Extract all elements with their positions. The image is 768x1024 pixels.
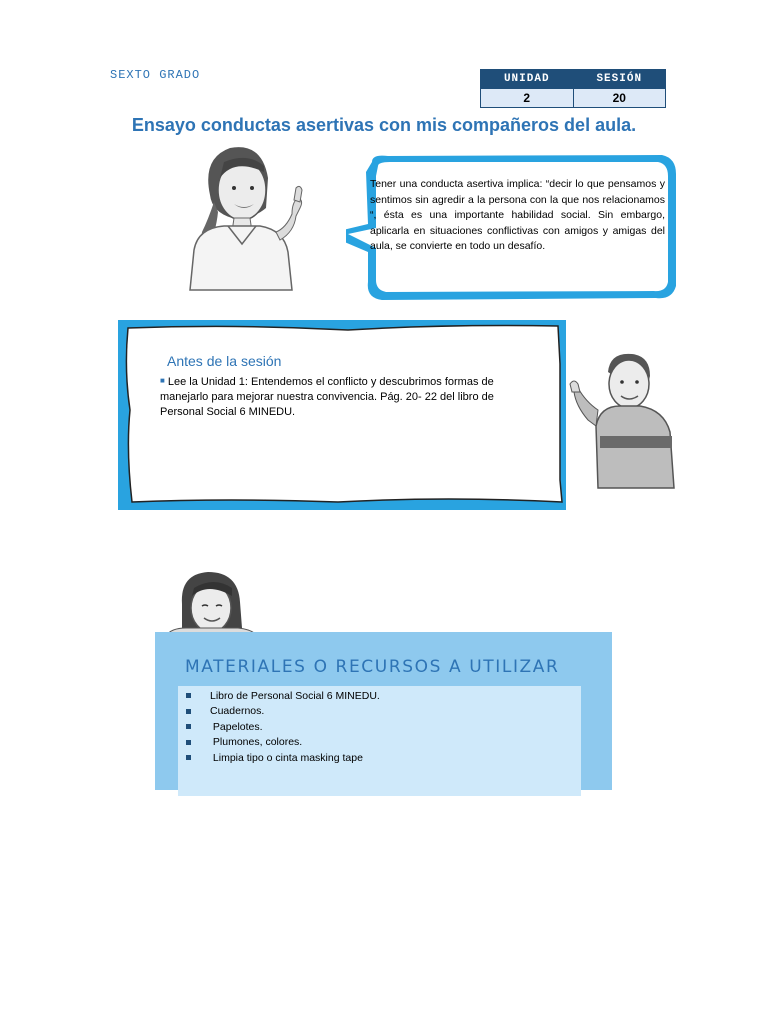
materiales-title: MATERIALES O RECURSOS A UTILIZAR bbox=[185, 657, 560, 677]
boy-illustration bbox=[568, 348, 678, 493]
list-item: Plumones, colores. bbox=[186, 735, 380, 751]
list-item: Papelotes. bbox=[186, 719, 380, 735]
unidad-header: UNIDAD bbox=[481, 70, 574, 89]
bullet-icon bbox=[186, 709, 191, 714]
sesion-header: SESIÓN bbox=[573, 70, 666, 89]
session-table bbox=[480, 69, 666, 108]
page-title: Ensayo conductas asertivas con mis compañeros del aula. bbox=[131, 115, 637, 135]
bullet-icon bbox=[186, 724, 191, 729]
list-item: Limpia tipo o cinta masking tape bbox=[186, 750, 380, 766]
unidad-value: 2 bbox=[481, 89, 574, 108]
bullet-icon: ■ bbox=[160, 376, 165, 385]
list-item: Cuadernos. bbox=[186, 704, 380, 720]
speech-text: Tener una conducta asertiva implica: “decir lo que pensamos y sentimos sin agredir a la persona con la que nos relacionamos “, ésta es una importante habilidad social. Sin embargo, aplicarla en situaciones conflictivas con amigos y amigas del aula, se convierte en todo un desafío. bbox=[370, 178, 665, 253]
grade-label: SEXTO GRADO bbox=[110, 68, 201, 82]
list-item: Libro de Personal Social 6 MINEDU. bbox=[186, 688, 380, 704]
antes-item-text: Lee la Unidad 1: Entendemos el conflicto y descubrimos formas de manejarlo para mejorar nuestra convivencia. Pág. 20- 22 del libro de Personal Social 6 MINEDU. bbox=[160, 376, 494, 418]
bullet-icon bbox=[186, 693, 191, 698]
girl-illustration bbox=[172, 140, 322, 295]
antes-list-item bbox=[160, 373, 538, 420]
materiales-list bbox=[186, 688, 380, 766]
bullet-icon bbox=[186, 740, 191, 745]
sesion-value: 20 bbox=[573, 89, 666, 108]
antes-title: Antes de la sesión bbox=[167, 353, 282, 369]
bullet-icon bbox=[186, 755, 191, 760]
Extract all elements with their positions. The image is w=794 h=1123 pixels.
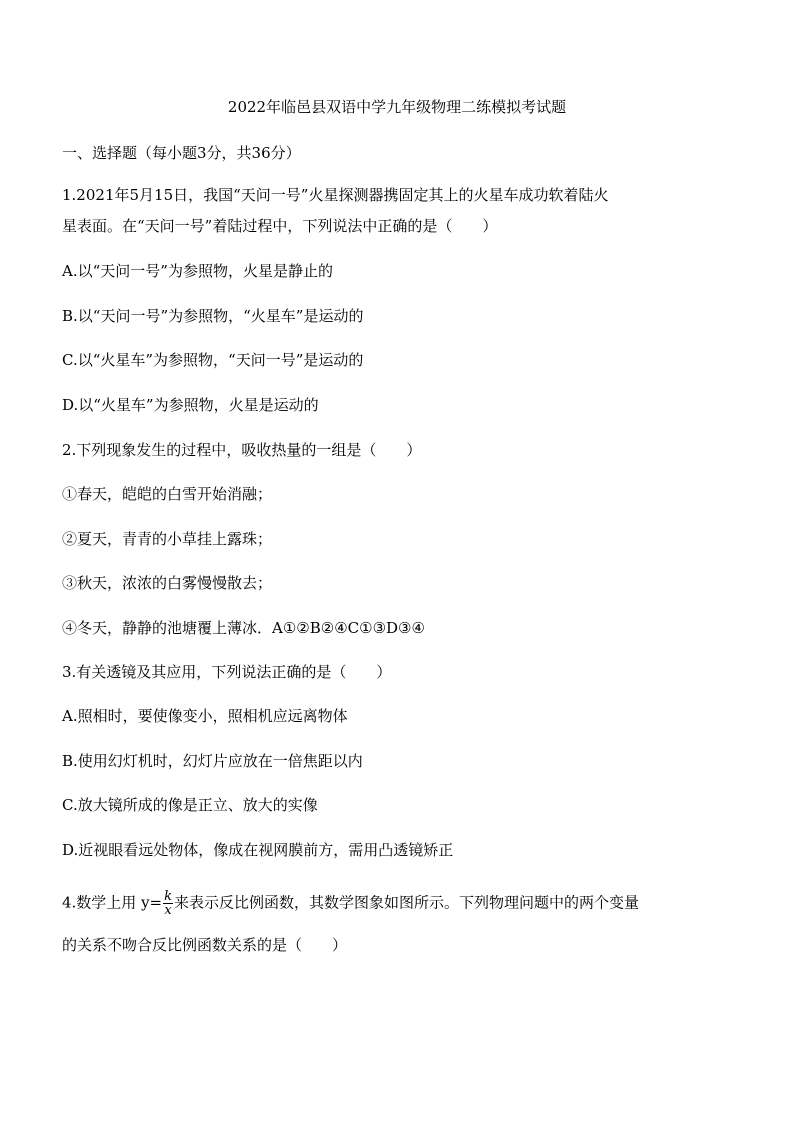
question-1-stem-line-2: 星表面。在“天问一号”着陆过程中，下列说法中正确的是（ ）	[62, 217, 498, 235]
question-3-option-c: C.放大镜所成的像是正立、放大的实像	[62, 796, 318, 814]
question-4-stem-after: 来表示反比例函数，其数学图象如图所示。下列物理问题中的两个变量	[174, 893, 640, 912]
question-3-option-b: B.使用幻灯机时，幻灯片应放在一倍焦距以内	[62, 752, 363, 770]
fraction-numerator: k	[164, 889, 173, 904]
question-2-stem: 2.下列现象发生的过程中，吸收热量的一组是（ ）	[62, 441, 422, 459]
fraction-denominator: x	[164, 903, 172, 918]
question-3-option-d: D.近视眼看远处物体，像成在视网膜前方，需用凸透镜矫正	[62, 841, 454, 859]
question-1-option-a: A.以“天问一号”为参照物，火星是静止的	[62, 262, 333, 280]
question-3-option-a: A.照相时，要使像变小，照相机应远离物体	[62, 707, 348, 725]
question-3-stem: 3.有关透镜及其应用，下列说法正确的是（ ）	[62, 663, 392, 681]
question-1-option-d: D.以“火星车”为参照物，火星是运动的	[62, 396, 319, 414]
question-2-item-4: ④冬天，静静的池塘覆上薄冰．A①②B②④C①③D③④	[62, 619, 425, 637]
inverse-proportion-fraction	[163, 890, 173, 917]
question-2-item-1: ①春天，皑皑的白雪开始消融；	[62, 485, 273, 503]
question-2-item-2: ②夏天，青青的小草挂上露珠；	[62, 530, 273, 548]
question-4-stem-line-1	[62, 890, 639, 917]
question-2-item-3: ③秋天，浓浓的白雾慢慢散去；	[62, 574, 273, 592]
question-4-stem-line-2: 的关系不吻合反比例函数关系的是（ ）	[62, 936, 348, 954]
question-4-stem-before: 4.数学上用 y=	[62, 893, 163, 912]
question-1-option-c: C.以“火星车”为参照物，“天问一号”是运动的	[62, 351, 364, 369]
question-1-option-b: B.以“天问一号”为参照物，“火星车”是运动的	[62, 307, 364, 325]
exam-title: 2022年临邑县双语中学九年级物理二练模拟考试题	[227, 98, 567, 116]
section-heading: 一、选择题（每小题3分，共36分）	[62, 144, 301, 162]
question-1-stem-line-1: 1.2021年5月15日，我国“天问一号”火星探测器携固定其上的火星车成功软着陆火	[62, 186, 609, 204]
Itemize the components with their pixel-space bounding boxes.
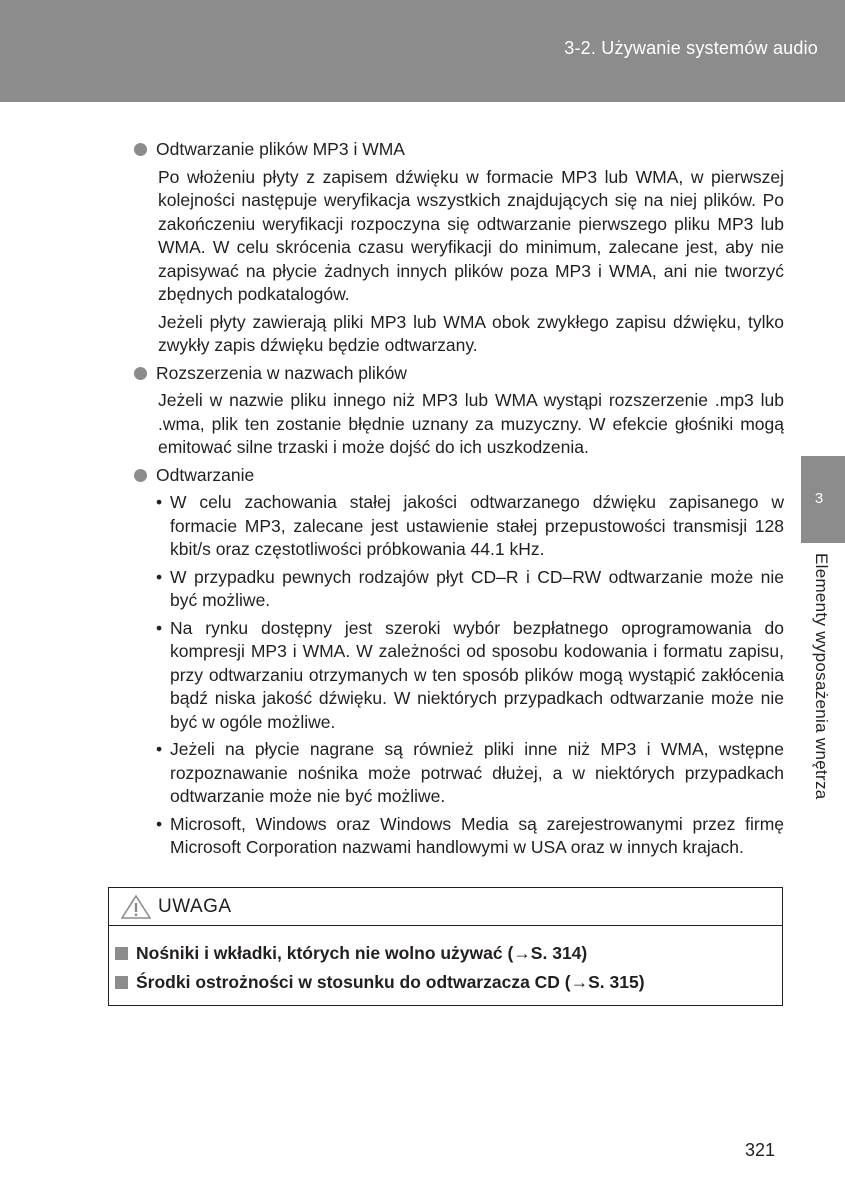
caution-reference-text: Środki ostrożności w stosunku do odtwarzacza CD (→S. 315) <box>136 972 645 992</box>
section-heading-text: Odtwarzanie <box>156 464 255 485</box>
bullet-dot-icon <box>134 143 147 156</box>
page-number: 321 <box>745 1140 776 1160</box>
list-marker: • <box>156 492 163 512</box>
list-item-text: Jeżeli na płycie nagrane są również pliki inne niż MP3 i WMA, wstępne rozpoznawanie nośnika może potrwać dłużej, a w niektórych przypadkach odtwarzanie może nie być możliwe. <box>170 739 784 806</box>
caution-reference[interactable] <box>115 972 645 993</box>
section-mp3-wma <box>134 138 784 358</box>
list-marker: • <box>156 739 163 759</box>
caution-reference[interactable] <box>115 943 587 964</box>
caution-title: UWAGA <box>158 896 232 917</box>
header-bar <box>0 0 845 102</box>
bullet-dot-icon <box>134 469 147 482</box>
square-bullet-icon <box>115 947 128 960</box>
list-item-text: Microsoft, Windows oraz Windows Media są zarejestrowanymi przez firmę Microsoft Corporation nazwami handlowymi w USA oraz w innych krajach. <box>170 813 784 857</box>
chapter-side-label: Elementy wyposażenia wnętrza <box>812 553 831 800</box>
section-heading-text: Rozszerzenia w nazwach plików <box>156 362 407 383</box>
caution-reference-text: Nośniki i wkładki, których nie wolno używać (→S. 314) <box>136 943 588 963</box>
main-content <box>134 138 784 864</box>
paragraph: Po włożeniu płyty z zapisem dźwięku w formacie MP3 lub WMA, w pierwszej kolejności następuje weryfikacja wszystkich znajdujących się na niej plików. Po zakończeniu weryfikacji rozpoczyna się odtwarzanie pierwszego pliku MP3 lub WMA. W celu skrócenia czasu weryfikacji do minimum, zalecane jest, aby nie zapisywać na płycie żadnych innych plików poza MP3 i WMA, ani nie tworzyć zbędnych podkatalogów. <box>158 166 784 304</box>
section-heading <box>134 138 784 162</box>
list-item-text: W przypadku pewnych rodzajów płyt CD–R i CD–RW odtwarzanie może nie być możliwe. <box>170 566 784 610</box>
caution-header <box>109 888 782 926</box>
paragraph: Jeżeli w nazwie pliku innego niż MP3 lub WMA wystąpi rozszerzenie .mp3 lub .wma, plik ten zostanie błędnie uznany za muzyczny. W efekcie głośniki mogą emitować silne trzaski i może dojść do ich uszkodzenia. <box>158 390 784 457</box>
section-file-extensions <box>134 362 784 460</box>
list-item <box>156 813 784 860</box>
list-marker: • <box>156 566 163 587</box>
list-item <box>156 491 784 562</box>
list-item <box>156 738 784 809</box>
bullet-dot-icon <box>134 367 147 380</box>
chapter-number: 3 <box>814 490 824 507</box>
list-item <box>156 566 784 613</box>
section-playback <box>134 464 784 860</box>
paragraph: Jeżeli płyty zawierają pliki MP3 lub WMA obok zwykłego zapisu dźwięku, tylko zwykły zapis dźwięku będzie odtwarzany. <box>158 311 784 355</box>
list-item <box>156 617 784 735</box>
chapter-title: 3-2. Używanie systemów audio <box>564 38 818 58</box>
square-bullet-icon <box>115 976 128 989</box>
list-item-text: Na rynku dostępny jest szeroki wybór bezpłatnego oprogramowania do kompresji MP3 i WMA. W zależności od sposobu kodowania i formatu zapisu, przy odtwarzaniu otrzymanych w ten sposób plików mogą wystąpić zakłócenia bądź niska jakość dźwięku. W niektórych przypadkach odtwarzanie może nie być w ogóle możliwe. <box>170 617 784 732</box>
playback-notes-list <box>156 491 784 860</box>
section-heading <box>134 362 784 386</box>
list-marker: • <box>156 617 163 638</box>
caution-box <box>108 887 783 1006</box>
chapter-tab <box>801 456 845 543</box>
section-heading <box>134 464 784 488</box>
list-item-text: W celu zachowania stałej jakości odtwarzanego dźwięku zapisanego w formacie MP3, zalecane jest ustawienie stałej przepustowości transmisji 128 kbit/s oraz częstotliwości próbkowania 44.1 kHz. <box>170 492 784 559</box>
warning-triangle-icon <box>121 895 151 924</box>
section-heading-text: Odtwarzanie plików MP3 i WMA <box>156 139 405 159</box>
list-marker: • <box>156 813 163 834</box>
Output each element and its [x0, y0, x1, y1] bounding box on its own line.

______

= AUFGABENSTELLUNG =
Ersetze „Cuadernos“ durch „Libretas“ und gib die Zeilen von der Zeile mit „materiales-title: MATERIALES O“ bis zur Zeile mit „speech-text: Tener una“ (beide eingeschlossen) sonst unverändert wieder.

= AUSGABE =
materiales-title: MATERIALES O RECURSOS A UTILIZAR bbox=[185, 657, 560, 677]
boy-illustration bbox=[568, 348, 678, 493]
list-item: Plumones, colores. bbox=[186, 735, 380, 751]
list-item: Papelotes. bbox=[186, 719, 380, 735]
unidad-header: UNIDAD bbox=[481, 70, 574, 89]
bullet-icon bbox=[186, 709, 191, 714]
sesion-header: SESIÓN bbox=[573, 70, 666, 89]
session-table bbox=[480, 69, 666, 108]
page-title: Ensayo conductas asertivas con mis compañeros del aula. bbox=[131, 115, 637, 135]
bullet-icon bbox=[186, 724, 191, 729]
list-item: Limpia tipo o cinta masking tape bbox=[186, 750, 380, 766]
unidad-value: 2 bbox=[481, 89, 574, 108]
bullet-icon: ■ bbox=[160, 376, 165, 385]
list-item: Libretas. bbox=[186, 704, 380, 720]
speech-text: Tener una conducta asertiva implica: “decir lo que pensamos y sentimos sin agredir a la persona con la que nos relacionamos “, ésta es una importante habilidad social. Sin embargo, aplicarla en situaciones conflictivas con amigos y amigas del aula, se convierte en todo un desafío. bbox=[370, 178, 665, 253]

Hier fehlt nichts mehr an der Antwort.